"""
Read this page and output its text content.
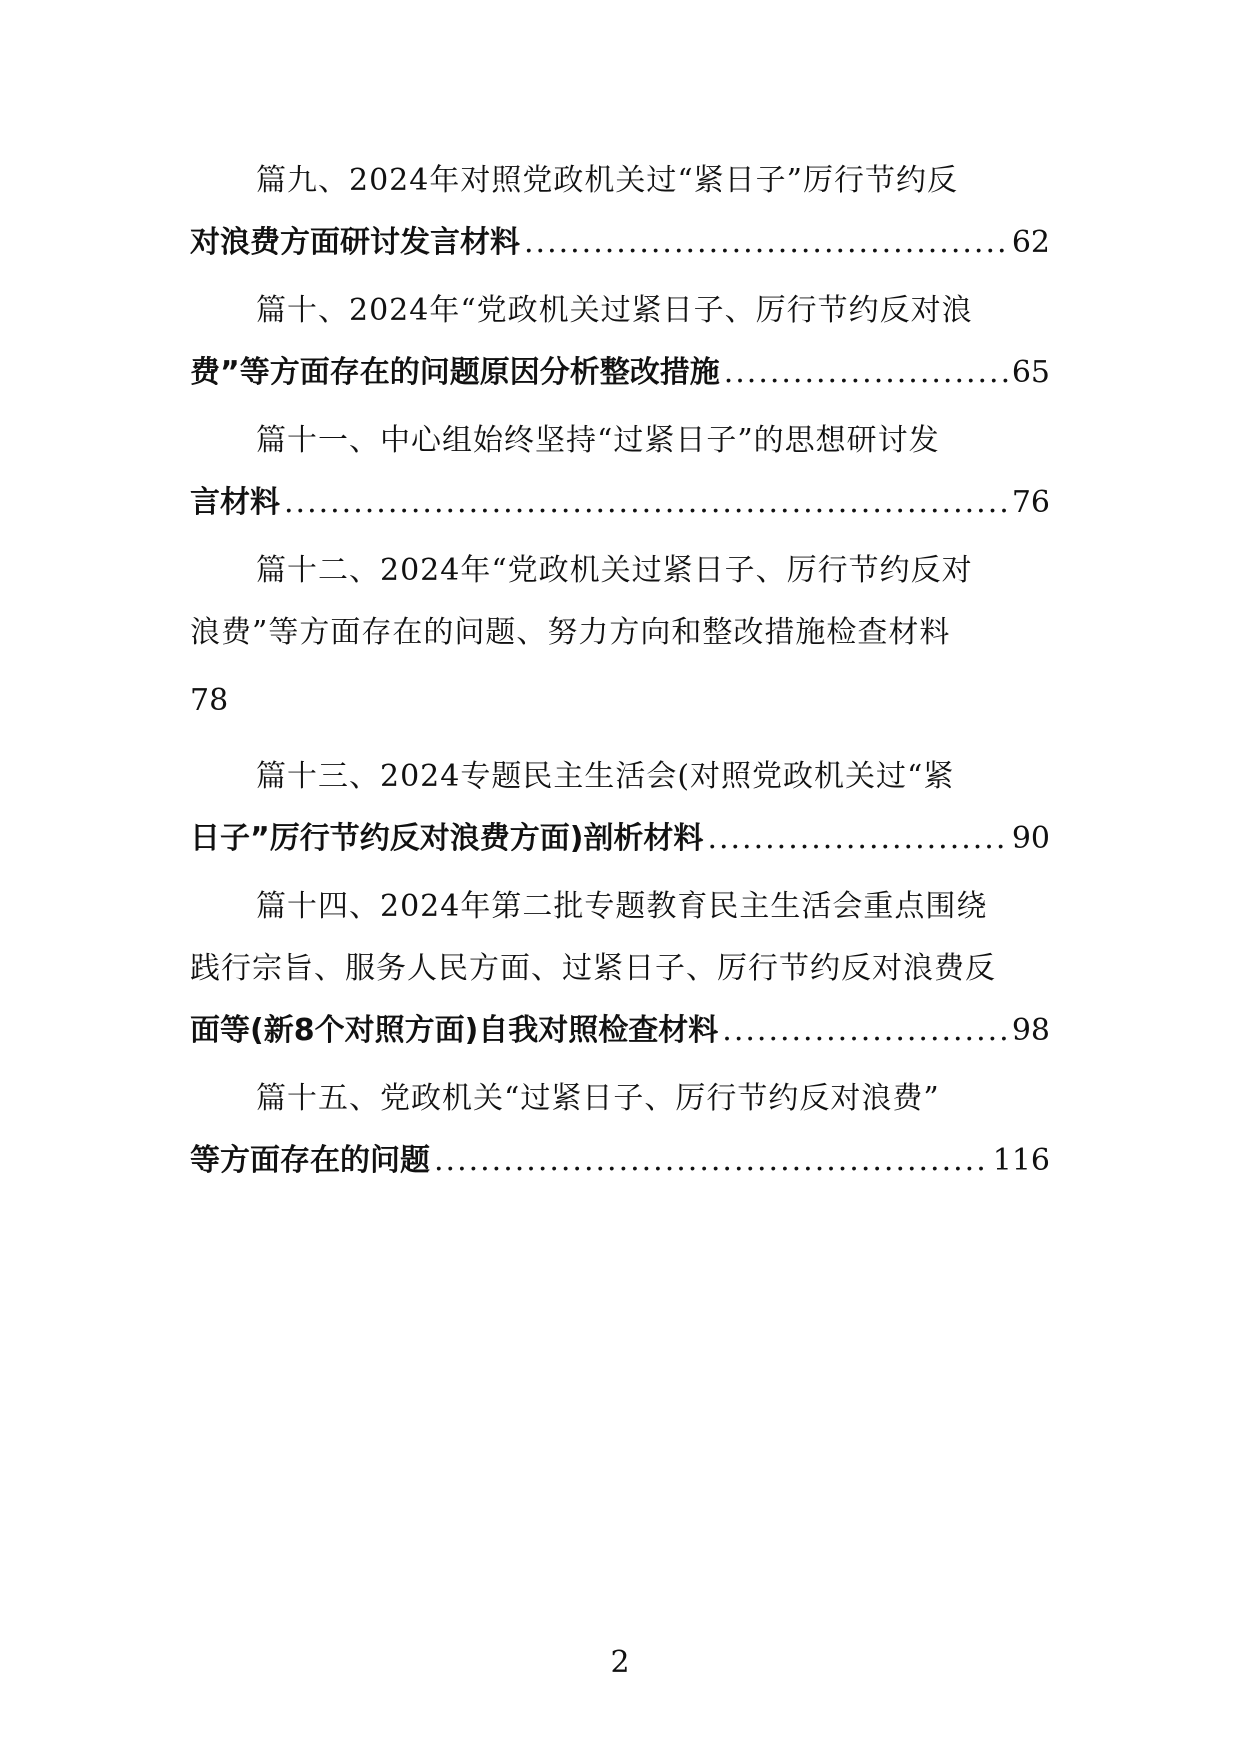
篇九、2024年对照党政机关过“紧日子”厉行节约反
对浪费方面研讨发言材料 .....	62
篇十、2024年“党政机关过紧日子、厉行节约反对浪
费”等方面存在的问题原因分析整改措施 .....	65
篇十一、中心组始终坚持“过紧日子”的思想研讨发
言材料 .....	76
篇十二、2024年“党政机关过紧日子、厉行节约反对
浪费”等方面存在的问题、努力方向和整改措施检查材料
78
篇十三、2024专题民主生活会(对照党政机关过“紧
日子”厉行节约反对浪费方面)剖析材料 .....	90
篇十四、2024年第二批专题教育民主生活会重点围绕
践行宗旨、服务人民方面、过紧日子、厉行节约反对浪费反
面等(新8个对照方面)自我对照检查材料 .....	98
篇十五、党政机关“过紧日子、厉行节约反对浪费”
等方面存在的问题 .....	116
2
"""
- WRITTEN INSTRUCTION -
Leave every image out, and retype the material exactly.

- EXPECTED ANSWER -
Read this page and output its text content.
篇九、2024年对照党政机关过“紧日子”厉行节约反
对浪费方面研讨发言材料 .....	62
篇十、2024年“党政机关过紧日子、厉行节约反对浪
费”等方面存在的问题原因分析整改措施 .....	65
篇十一、中心组始终坚持“过紧日子”的思想研讨发
言材料 .....	76
篇十二、2024年“党政机关过紧日子、厉行节约反对
浪费”等方面存在的问题、努力方向和整改措施检查材料
78
篇十三、2024专题民主生活会(对照党政机关过“紧
日子”厉行节约反对浪费方面)剖析材料 .....	90
篇十四、2024年第二批专题教育民主生活会重点围绕
践行宗旨、服务人民方面、过紧日子、厉行节约反对浪费反
面等(新8个对照方面)自我对照检查材料 .....	98
篇十五、党政机关“过紧日子、厉行节约反对浪费”
等方面存在的问题 .....	116
2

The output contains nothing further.